** Begin **

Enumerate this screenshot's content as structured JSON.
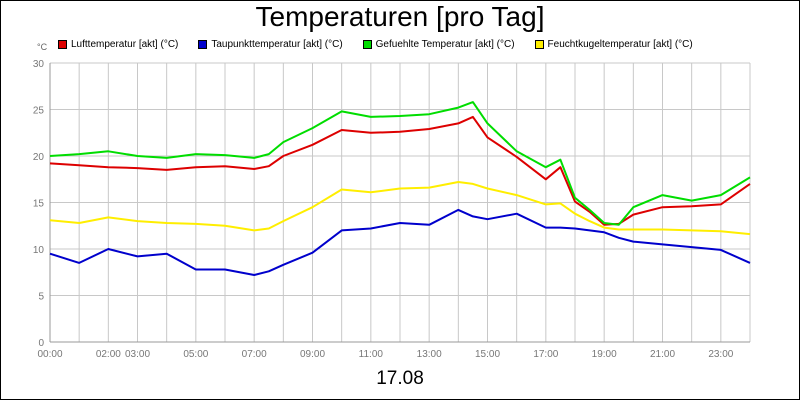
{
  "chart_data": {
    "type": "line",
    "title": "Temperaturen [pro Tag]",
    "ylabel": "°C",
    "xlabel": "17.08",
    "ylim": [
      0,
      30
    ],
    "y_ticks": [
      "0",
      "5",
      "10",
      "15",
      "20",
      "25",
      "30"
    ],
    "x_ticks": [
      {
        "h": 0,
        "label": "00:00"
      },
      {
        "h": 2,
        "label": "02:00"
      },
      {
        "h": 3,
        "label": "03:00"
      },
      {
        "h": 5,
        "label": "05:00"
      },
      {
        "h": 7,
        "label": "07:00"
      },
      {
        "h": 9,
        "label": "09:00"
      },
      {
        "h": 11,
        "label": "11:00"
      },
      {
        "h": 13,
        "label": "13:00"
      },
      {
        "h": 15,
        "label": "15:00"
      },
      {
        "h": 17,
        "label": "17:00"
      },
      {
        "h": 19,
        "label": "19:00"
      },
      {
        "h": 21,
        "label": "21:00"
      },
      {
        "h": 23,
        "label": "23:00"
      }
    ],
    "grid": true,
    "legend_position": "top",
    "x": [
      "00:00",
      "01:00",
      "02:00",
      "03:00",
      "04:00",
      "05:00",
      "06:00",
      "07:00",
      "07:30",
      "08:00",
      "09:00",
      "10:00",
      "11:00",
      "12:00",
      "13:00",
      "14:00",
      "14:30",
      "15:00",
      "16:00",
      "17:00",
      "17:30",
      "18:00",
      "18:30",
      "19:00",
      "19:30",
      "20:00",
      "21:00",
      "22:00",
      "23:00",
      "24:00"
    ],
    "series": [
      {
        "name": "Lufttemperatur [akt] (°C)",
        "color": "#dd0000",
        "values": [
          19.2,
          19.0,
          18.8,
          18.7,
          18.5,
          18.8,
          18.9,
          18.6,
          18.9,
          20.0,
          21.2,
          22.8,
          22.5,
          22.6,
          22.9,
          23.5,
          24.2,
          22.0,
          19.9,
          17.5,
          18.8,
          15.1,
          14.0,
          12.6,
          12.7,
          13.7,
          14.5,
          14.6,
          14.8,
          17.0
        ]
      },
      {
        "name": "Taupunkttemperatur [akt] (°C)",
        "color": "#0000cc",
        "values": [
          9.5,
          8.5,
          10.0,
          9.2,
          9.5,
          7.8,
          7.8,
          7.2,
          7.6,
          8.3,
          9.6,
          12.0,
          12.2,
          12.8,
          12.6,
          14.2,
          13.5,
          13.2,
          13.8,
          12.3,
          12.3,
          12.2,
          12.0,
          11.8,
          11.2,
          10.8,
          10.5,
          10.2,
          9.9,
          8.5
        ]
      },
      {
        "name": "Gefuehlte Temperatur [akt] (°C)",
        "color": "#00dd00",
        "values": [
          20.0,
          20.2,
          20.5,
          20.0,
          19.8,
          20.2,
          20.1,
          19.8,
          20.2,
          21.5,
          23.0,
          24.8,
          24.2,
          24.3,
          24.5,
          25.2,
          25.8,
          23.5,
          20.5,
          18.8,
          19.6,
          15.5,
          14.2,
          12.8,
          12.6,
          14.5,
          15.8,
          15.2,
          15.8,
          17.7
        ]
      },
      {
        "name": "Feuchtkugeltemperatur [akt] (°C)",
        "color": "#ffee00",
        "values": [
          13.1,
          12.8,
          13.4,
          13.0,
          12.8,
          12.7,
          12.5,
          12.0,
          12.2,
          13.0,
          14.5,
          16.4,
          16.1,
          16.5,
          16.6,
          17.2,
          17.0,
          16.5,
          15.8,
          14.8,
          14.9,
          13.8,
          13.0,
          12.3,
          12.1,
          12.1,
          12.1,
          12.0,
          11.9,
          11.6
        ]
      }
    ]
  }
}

** End **

- GIVEN TASK
Write the records out again in full, exactly, and skip every picture.

- WRITTEN SOLUTION
Enumerate this screenshot's content as structured JSON.
{
  "chart_data": {
    "type": "line",
    "title": "Temperaturen [pro Tag]",
    "ylabel": "°C",
    "xlabel": "17.08",
    "ylim": [
      0,
      30
    ],
    "y_ticks": [
      "0",
      "5",
      "10",
      "15",
      "20",
      "25",
      "30"
    ],
    "x_ticks": [
      {
        "h": 0,
        "label": "00:00"
      },
      {
        "h": 2,
        "label": "02:00"
      },
      {
        "h": 3,
        "label": "03:00"
      },
      {
        "h": 5,
        "label": "05:00"
      },
      {
        "h": 7,
        "label": "07:00"
      },
      {
        "h": 9,
        "label": "09:00"
      },
      {
        "h": 11,
        "label": "11:00"
      },
      {
        "h": 13,
        "label": "13:00"
      },
      {
        "h": 15,
        "label": "15:00"
      },
      {
        "h": 17,
        "label": "17:00"
      },
      {
        "h": 19,
        "label": "19:00"
      },
      {
        "h": 21,
        "label": "21:00"
      },
      {
        "h": 23,
        "label": "23:00"
      }
    ],
    "grid": true,
    "legend_position": "top",
    "x": [
      "00:00",
      "01:00",
      "02:00",
      "03:00",
      "04:00",
      "05:00",
      "06:00",
      "07:00",
      "07:30",
      "08:00",
      "09:00",
      "10:00",
      "11:00",
      "12:00",
      "13:00",
      "14:00",
      "14:30",
      "15:00",
      "16:00",
      "17:00",
      "17:30",
      "18:00",
      "18:30",
      "19:00",
      "19:30",
      "20:00",
      "21:00",
      "22:00",
      "23:00",
      "24:00"
    ],
    "series": [
      {
        "name": "Lufttemperatur [akt] (°C)",
        "color": "#dd0000",
        "values": [
          19.2,
          19.0,
          18.8,
          18.7,
          18.5,
          18.8,
          18.9,
          18.6,
          18.9,
          20.0,
          21.2,
          22.8,
          22.5,
          22.6,
          22.9,
          23.5,
          24.2,
          22.0,
          19.9,
          17.5,
          18.8,
          15.1,
          14.0,
          12.6,
          12.7,
          13.7,
          14.5,
          14.6,
          14.8,
          17.0
        ]
      },
      {
        "name": "Taupunkttemperatur [akt] (°C)",
        "color": "#0000cc",
        "values": [
          9.5,
          8.5,
          10.0,
          9.2,
          9.5,
          7.8,
          7.8,
          7.2,
          7.6,
          8.3,
          9.6,
          12.0,
          12.2,
          12.8,
          12.6,
          14.2,
          13.5,
          13.2,
          13.8,
          12.3,
          12.3,
          12.2,
          12.0,
          11.8,
          11.2,
          10.8,
          10.5,
          10.2,
          9.9,
          8.5
        ]
      },
      {
        "name": "Gefuehlte Temperatur [akt] (°C)",
        "color": "#00dd00",
        "values": [
          20.0,
          20.2,
          20.5,
          20.0,
          19.8,
          20.2,
          20.1,
          19.8,
          20.2,
          21.5,
          23.0,
          24.8,
          24.2,
          24.3,
          24.5,
          25.2,
          25.8,
          23.5,
          20.5,
          18.8,
          19.6,
          15.5,
          14.2,
          12.8,
          12.6,
          14.5,
          15.8,
          15.2,
          15.8,
          17.7
        ]
      },
      {
        "name": "Feuchtkugeltemperatur [akt] (°C)",
        "color": "#ffee00",
        "values": [
          13.1,
          12.8,
          13.4,
          13.0,
          12.8,
          12.7,
          12.5,
          12.0,
          12.2,
          13.0,
          14.5,
          16.4,
          16.1,
          16.5,
          16.6,
          17.2,
          17.0,
          16.5,
          15.8,
          14.8,
          14.9,
          13.8,
          13.0,
          12.3,
          12.1,
          12.1,
          12.1,
          12.0,
          11.9,
          11.6
        ]
      }
    ]
  }
}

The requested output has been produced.